• Work to complete:
Write out the listing below without alteration, omitting its pictures.
BEGIN Record set
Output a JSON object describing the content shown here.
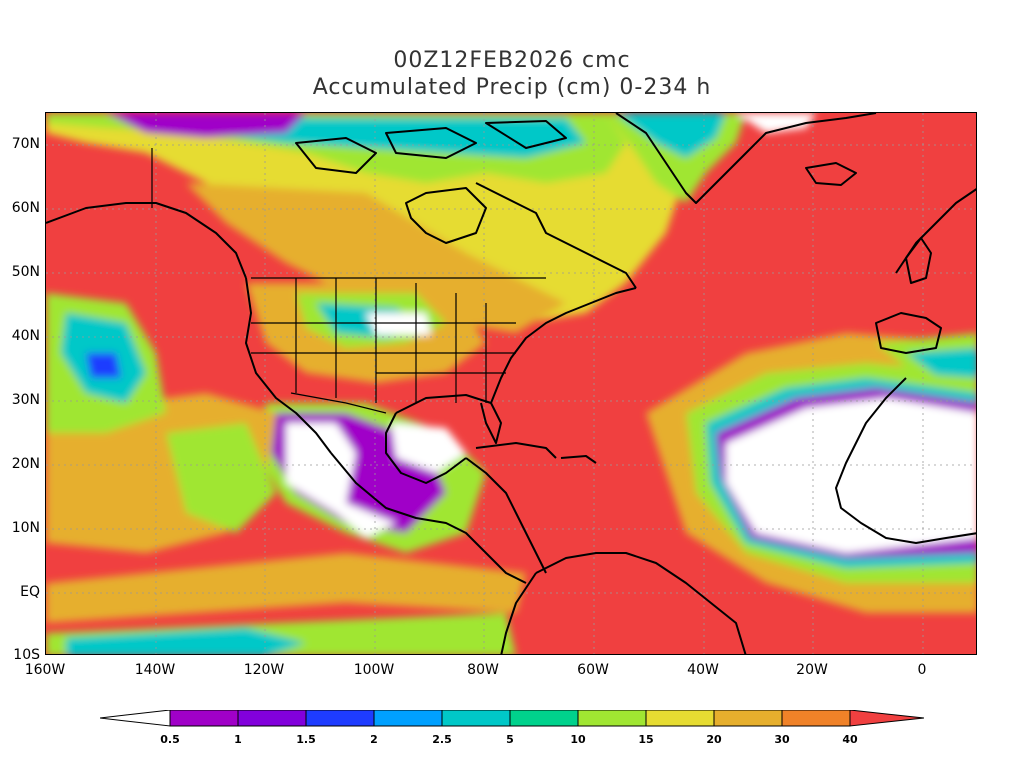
{
  "title": {
    "line1": "00Z12FEB2026 cmc",
    "line2": "Accumulated Precip (cm) 0-234 h"
  },
  "map": {
    "lon_range": [
      -160,
      10
    ],
    "lat_range": [
      -10,
      75
    ],
    "lat_labels": [
      "70N",
      "60N",
      "50N",
      "40N",
      "30N",
      "20N",
      "10N",
      "EQ",
      "10S"
    ],
    "lon_labels": [
      "160W",
      "140W",
      "120W",
      "100W",
      "80W",
      "60W",
      "40W",
      "20W",
      "0"
    ],
    "background_color": "#f04040"
  },
  "colorbar": {
    "labels": [
      "0.5",
      "1",
      "1.5",
      "2",
      "2.5",
      "5",
      "10",
      "15",
      "20",
      "30",
      "40"
    ],
    "colors": [
      "#ffffff",
      "#a000c8",
      "#8200dc",
      "#1e3cff",
      "#00a0ff",
      "#00c8c8",
      "#00d28c",
      "#a0e632",
      "#e6dc32",
      "#e6af2d",
      "#f08228",
      "#f04040"
    ]
  }
}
END Record set
• Finished task:
Output a JSON object describing the content shown here.
{
  "title": {
    "line1": "00Z12FEB2026 cmc",
    "line2": "Accumulated Precip (cm) 0-234 h"
  },
  "map": {
    "lon_range": [
      -160,
      10
    ],
    "lat_range": [
      -10,
      75
    ],
    "lat_labels": [
      "70N",
      "60N",
      "50N",
      "40N",
      "30N",
      "20N",
      "10N",
      "EQ",
      "10S"
    ],
    "lon_labels": [
      "160W",
      "140W",
      "120W",
      "100W",
      "80W",
      "60W",
      "40W",
      "20W",
      "0"
    ],
    "background_color": "#f04040"
  },
  "colorbar": {
    "labels": [
      "0.5",
      "1",
      "1.5",
      "2",
      "2.5",
      "5",
      "10",
      "15",
      "20",
      "30",
      "40"
    ],
    "colors": [
      "#ffffff",
      "#a000c8",
      "#8200dc",
      "#1e3cff",
      "#00a0ff",
      "#00c8c8",
      "#00d28c",
      "#a0e632",
      "#e6dc32",
      "#e6af2d",
      "#f08228",
      "#f04040"
    ]
  }
}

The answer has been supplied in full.